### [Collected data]
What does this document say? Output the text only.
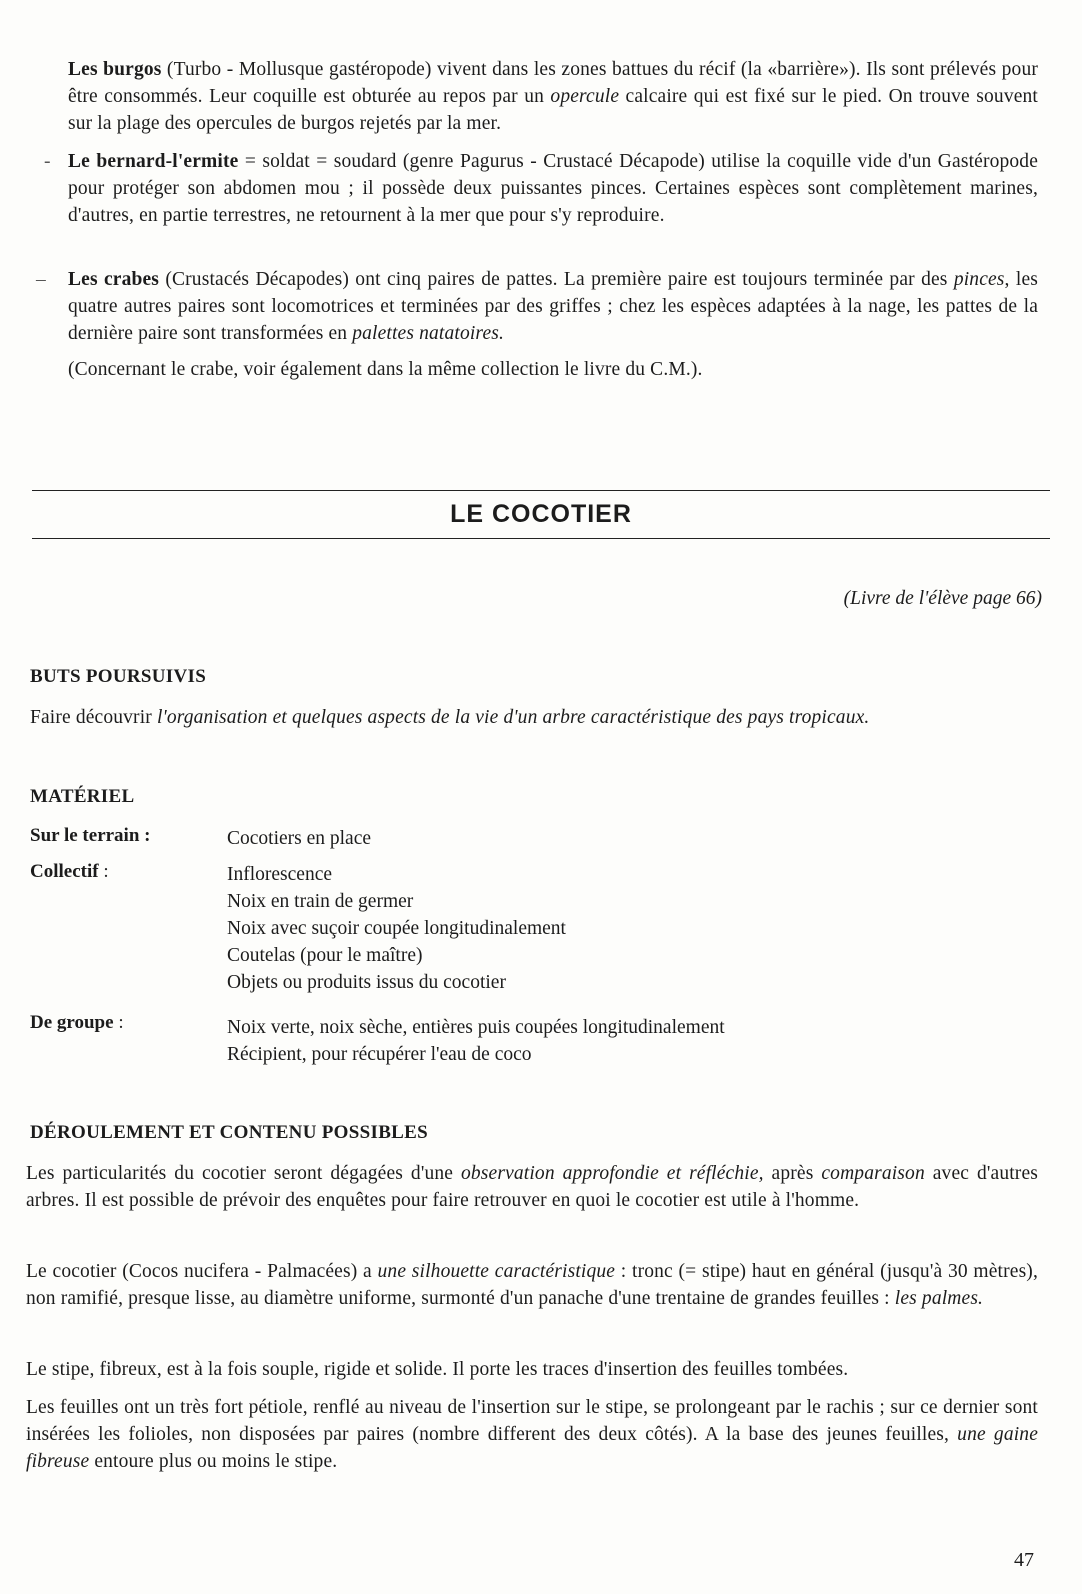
Les burgos (Turbo - Mollusque gastéropode) vivent dans les zones battues du récif (la «barrière»). Ils sont prélevés pour être consommés. Leur coquille est obturée au repos par un opercule calcaire qui est fixé sur le pied. On trouve souvent sur la plage des opercules de burgos rejetés par la mer.

- Le bernard-l'ermite = soldat = soudard (genre Pagurus - Crustacé Décapode) utilise la coquille vide d'un Gastéropode pour protéger son abdomen mou ; il possède deux puissantes pinces. Certaines espèces sont complètement marines, d'autres, en partie terrestres, ne retournent à la mer que pour s'y reproduire.

– Les crabes (Crustacés Décapodes) ont cinq paires de pattes. La première paire est toujours terminée par des pinces, les quatre autres paires sont locomotrices et terminées par des griffes ; chez les espèces adaptées à la nage, les pattes de la dernière paire sont transformées en palettes natatoires.

(Concernant le crabe, voir également dans la même collection le livre du C.M.).

LE COCOTIER
(Livre de l'élève page 66)
BUTS POURSUIVIS

Faire découvrir l'organisation et quelques aspects de la vie d'un arbre caractéristique des pays tropicaux.

MATÉRIEL
Sur le terrain :	Cocotiers en place
Collectif :	Inflorescence
Noix en train de germer
Noix avec suçoir coupée longitudinalement
Coutelas (pour le maître)
Objets ou produits issus du cocotier
De groupe :	Noix verte, noix sèche, entières puis coupées longitudinalement
Récipient, pour récupérer l'eau de coco
DÉROULEMENT ET CONTENU POSSIBLES

Les particularités du cocotier seront dégagées d'une observation approfondie et réfléchie, après comparaison avec d'autres arbres. Il est possible de prévoir des enquêtes pour faire retrouver en quoi le cocotier est utile à l'homme.

Le cocotier (Cocos nucifera - Palmacées) a une silhouette caractéristique : tronc (= stipe) haut en général (jusqu'à 30 mètres), non ramifié, presque lisse, au diamètre uniforme, surmonté d'un panache d'une trentaine de grandes feuilles : les palmes.

Le stipe, fibreux, est à la fois souple, rigide et solide. Il porte les traces d'insertion des feuilles tombées.

Les feuilles ont un très fort pétiole, renflé au niveau de l'insertion sur le stipe, se prolongeant par le rachis ; sur ce dernier sont insérées les folioles, non disposées par paires (nombre different des deux côtés). A la base des jeunes feuilles, une gaine fibreuse entoure plus ou moins le stipe.

47
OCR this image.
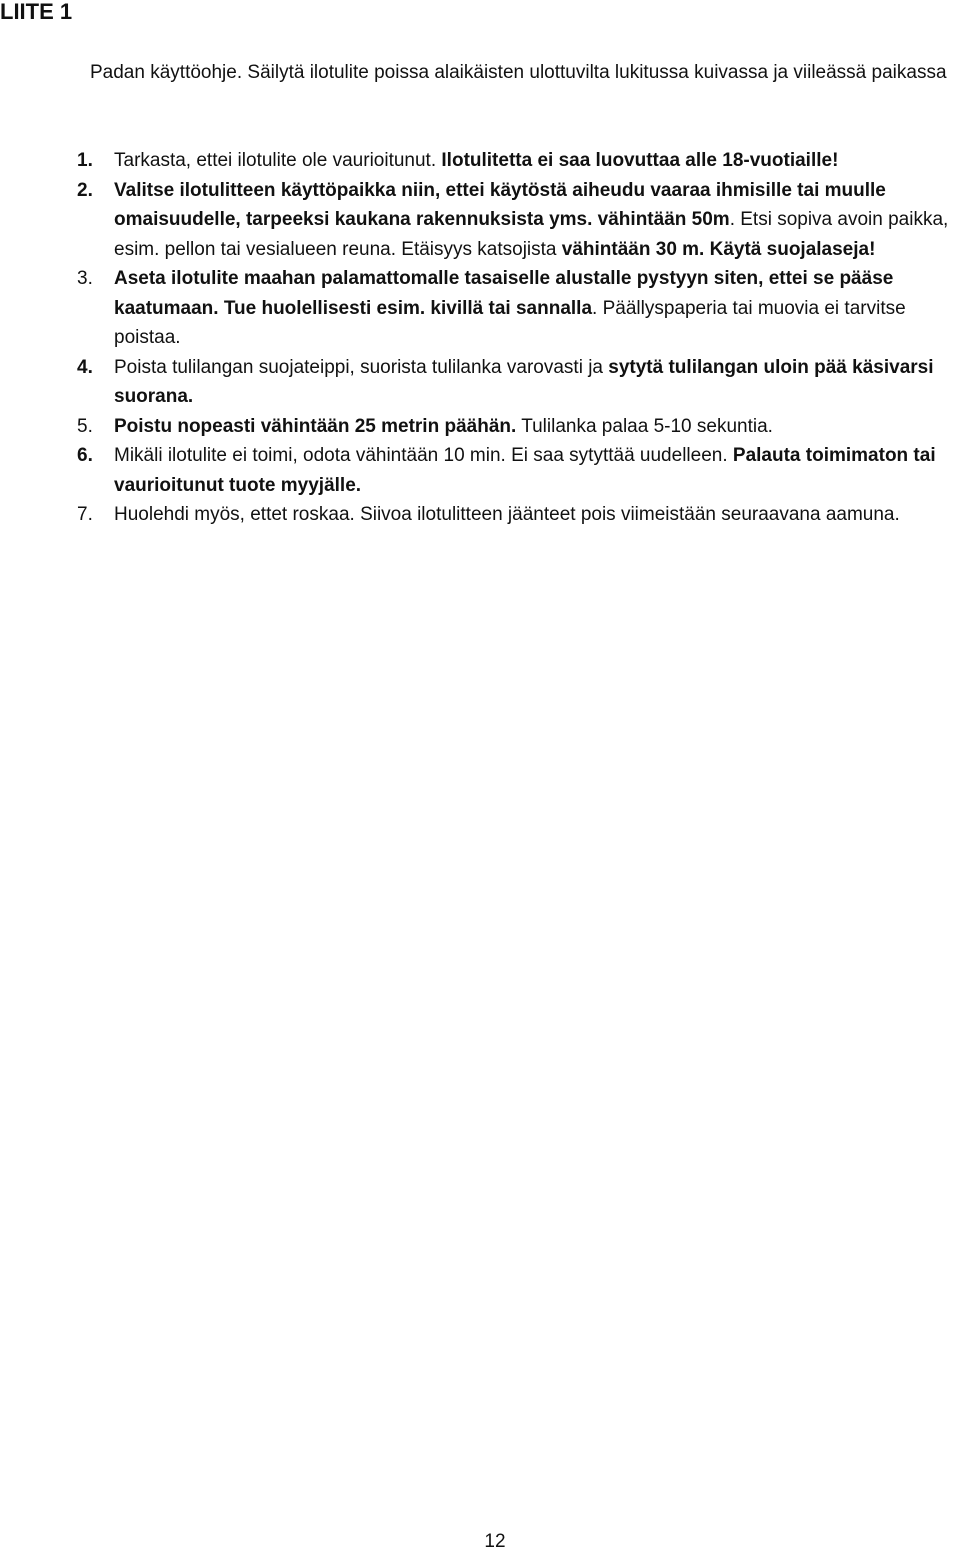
LIITE 1

Padan käyttöohje. Säilytä ilotulite poissa alaikäisten ulottuvilta lukitussa kuivassa ja viileässä paikassa

1. Tarkasta, ettei ilotulite ole vaurioitunut. Ilotulitetta ei saa luovuttaa alle 18-vuotiaille!
2. Valitse ilotulitteen käyttöpaikka niin, ettei käytöstä aiheudu vaaraa ihmisille tai muulle omaisuudelle, tarpeeksi kaukana rakennuksista yms. vähintään 50m. Etsi sopiva avoin paikka, esim. pellon tai vesialueen reuna. Etäisyys katsojista vähintään 30 m. Käytä suojalaseja!
3. Aseta ilotulite maahan palamattomalle tasaiselle alustalle pystyyn siten, ettei se pääse kaatumaan. Tue huolellisesti esim. kivillä tai sannalla. Päällyspaperia tai muovia ei tarvitse poistaa.
4. Poista tulilangan suojateippi, suorista tulilanka varovasti ja sytytä tulilangan uloin pää käsivarsi suorana.
5. Poistu nopeasti vähintään 25 metrin päähän. Tulilanka palaa 5-10 sekuntia.
6. Mikäli ilotulite ei toimi, odota vähintään 10 min. Ei saa sytyttää uudelleen. Palauta toimimaton tai vaurioitunut tuote myyjälle.
7. Huolehdi myös, ettet roskaa. Siivoa ilotulitteen jäänteet pois viimeistään seuraavana aamuna.
12
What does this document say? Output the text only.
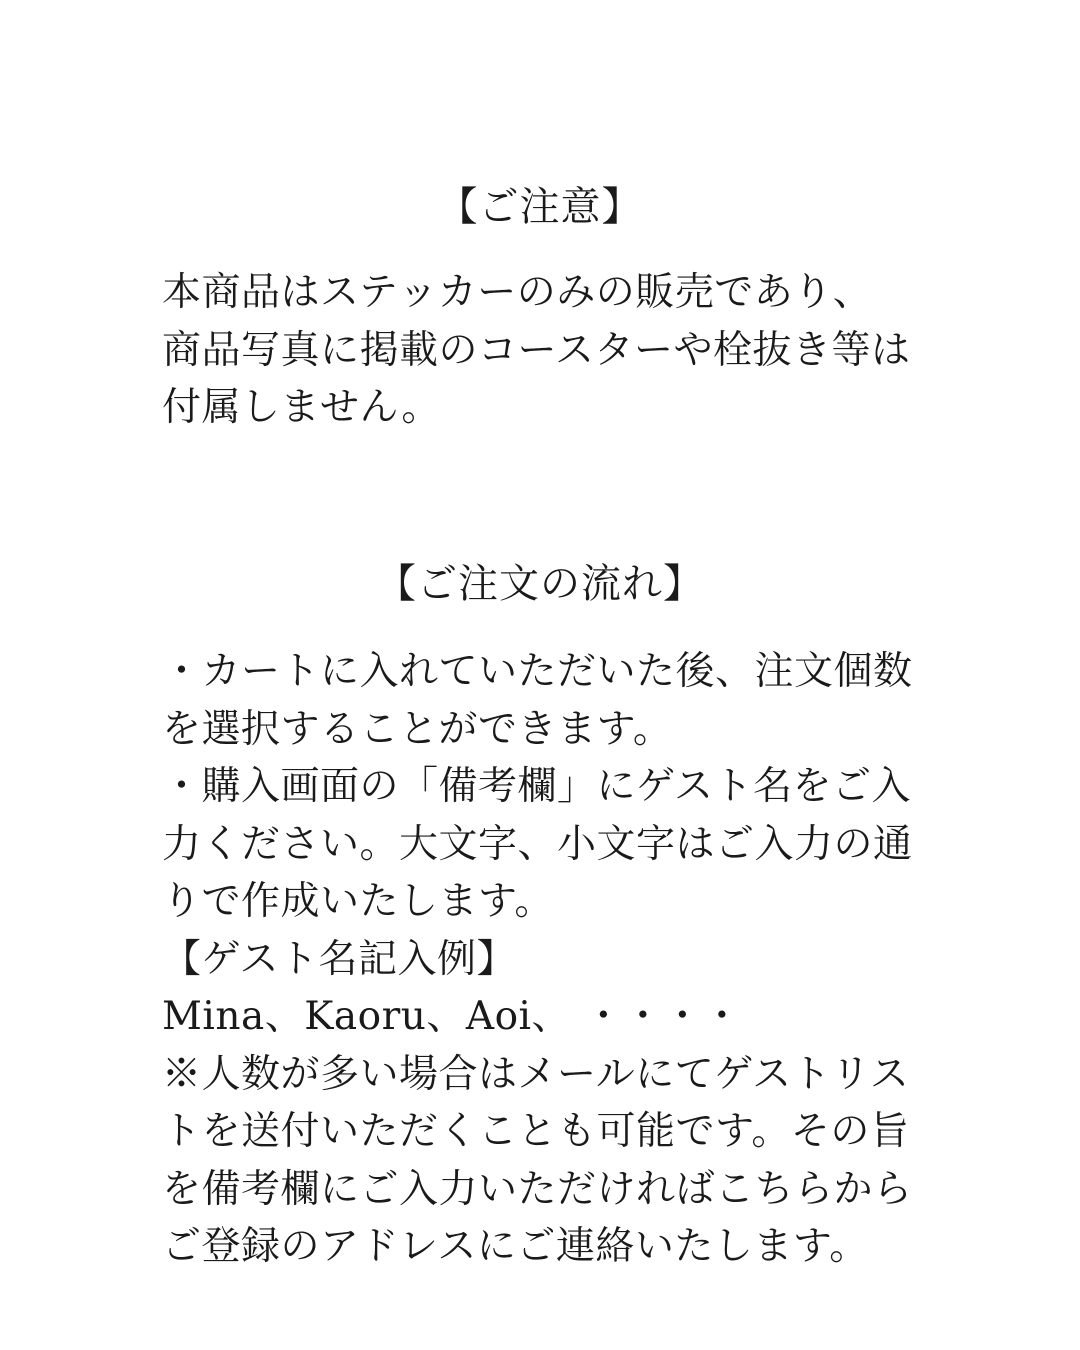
【ご注意】
本商品はステッカーのみの販売であり、
商品写真に掲載のコースターや栓抜き等は
付属しません。
【ご注文の流れ】
・カートに入れていただいた後、注文個数
を選択することができます。
・購入画面の「備考欄」にゲスト名をご入
力ください。大文字、小文字はご入力の通
りで作成いたします。
【ゲスト名記入例】
Mina、Kaoru、Aoi、 ・・・・
※人数が多い場合はメールにてゲストリス
トを送付いただくことも可能です。その旨
を備考欄にご入力いただければこちらから
ご登録のアドレスにご連絡いたします。
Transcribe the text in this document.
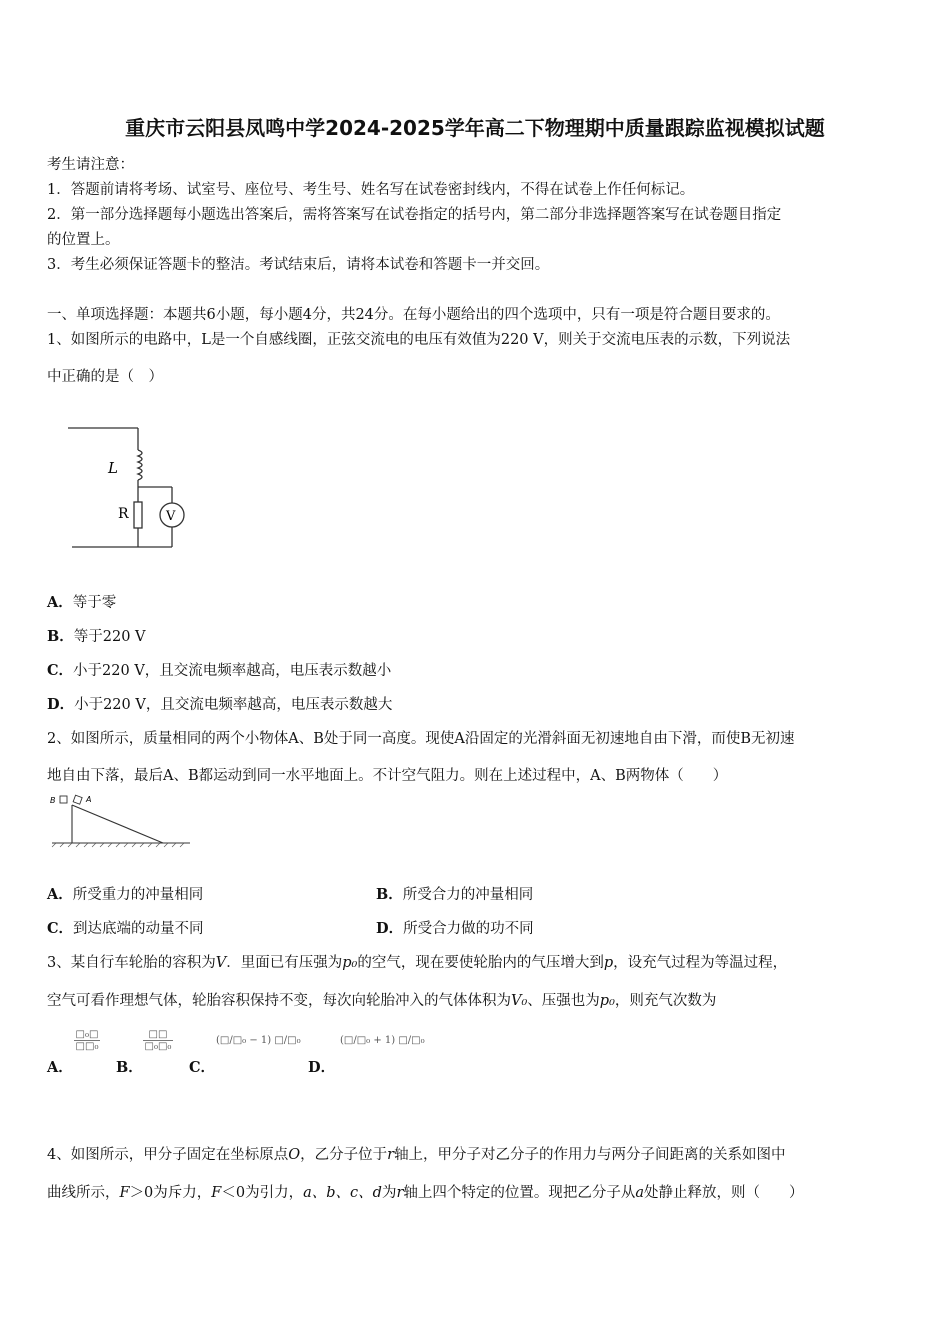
重庆市云阳县凤鸣中学2024-2025学年高二下物理期中质量跟踪监视模拟试题
考生请注意：
1．答题前请将考场、试室号、座位号、考生号、姓名写在试卷密封线内，不得在试卷上作任何标记。
2．第一部分选择题每小题选出答案后，需将答案写在试卷指定的括号内，第二部分非选择题答案写在试卷题目指定
的位置上。
3．考生必须保证答题卡的整洁。考试结束后，请将本试卷和答题卡一并交回。
一、单项选择题：本题共6小题，每小题4分，共24分。在每小题给出的四个选项中，只有一项是符合题目要求的。
1、如图所示的电路中，L是一个自感线圈，正弦交流电的电压有效值为220 V，则关于交流电压表的示数，下列说法
中正确的是（　）
L
R	V
A．等于零
B．等于220 V
C．小于220 V，且交流电频率越高，电压表示数越小
D．小于220 V，且交流电频率越高，电压表示数越大
2、如图所示，质量相同的两个小物体A、B处于同一高度。现使A沿固定的光滑斜面无初速地自由下滑，而使B无初速
地自由下落，最后A、B都运动到同一水平地面上。不计空气阻力。则在上述过程中，A、B两物体（　　）
B	A
A．所受重力的冲量相同	B．所受合力的冲量相同
C．到达底端的动量不同	D．所受合力做的功不同
3、某自行车轮胎的容积为V．里面已有压强为p₀的空气，现在要使轮胎内的气压增大到p，设充气过程为等温过程，
空气可看作理想气体，轮胎容积保持不变，每次向轮胎冲入的气体体积为V₀、压强也为p₀，则充气次数为
A．
□₀□
□□₀
B．
□□
□₀□₀
C．
(□/□₀ − 1) □/□₀
D．
(□/□₀ + 1) □/□₀
4、如图所示，甲分子固定在坐标原点O，乙分子位于r轴上，甲分子对乙分子的作用力与两分子间距离的关系如图中
曲线所示，F＞0为斥力，F＜0为引力，a、b、c、d为r轴上四个特定的位置。现把乙分子从a处静止释放，则（　　）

### [Exercise details]
Begin with the line that contains "Transcribe the text in this document." and copy every line through the end of the listing, exactly as written, both ends included. Pictures are not part of the copy.

### [Completed exercise]
Transcribe the text in this document.
重庆市云阳县凤鸣中学2024-2025学年高二下物理期中质量跟踪监视模拟试题
考生请注意：
1．答题前请将考场、试室号、座位号、考生号、姓名写在试卷密封线内，不得在试卷上作任何标记。
2．第一部分选择题每小题选出答案后，需将答案写在试卷指定的括号内，第二部分非选择题答案写在试卷题目指定
的位置上。
3．考生必须保证答题卡的整洁。考试结束后，请将本试卷和答题卡一并交回。
一、单项选择题：本题共6小题，每小题4分，共24分。在每小题给出的四个选项中，只有一项是符合题目要求的。
1、如图所示的电路中，L是一个自感线圈，正弦交流电的电压有效值为220 V，则关于交流电压表的示数，下列说法
中正确的是（　）
L
R	V
A．等于零
B．等于220 V
C．小于220 V，且交流电频率越高，电压表示数越小
D．小于220 V，且交流电频率越高，电压表示数越大
2、如图所示，质量相同的两个小物体A、B处于同一高度。现使A沿固定的光滑斜面无初速地自由下滑，而使B无初速
地自由下落，最后A、B都运动到同一水平地面上。不计空气阻力。则在上述过程中，A、B两物体（　　）
B	A
A．所受重力的冲量相同	B．所受合力的冲量相同
C．到达底端的动量不同	D．所受合力做的功不同
3、某自行车轮胎的容积为V．里面已有压强为p₀的空气，现在要使轮胎内的气压增大到p，设充气过程为等温过程，
空气可看作理想气体，轮胎容积保持不变，每次向轮胎冲入的气体体积为V₀、压强也为p₀，则充气次数为
A．
□₀□
□□₀
B．
□□
□₀□₀
C．
(□/□₀ − 1) □/□₀
D．
(□/□₀ + 1) □/□₀
4、如图所示，甲分子固定在坐标原点O，乙分子位于r轴上，甲分子对乙分子的作用力与两分子间距离的关系如图中
曲线所示，F＞0为斥力，F＜0为引力，a、b、c、d为r轴上四个特定的位置。现把乙分子从a处静止释放，则（　　）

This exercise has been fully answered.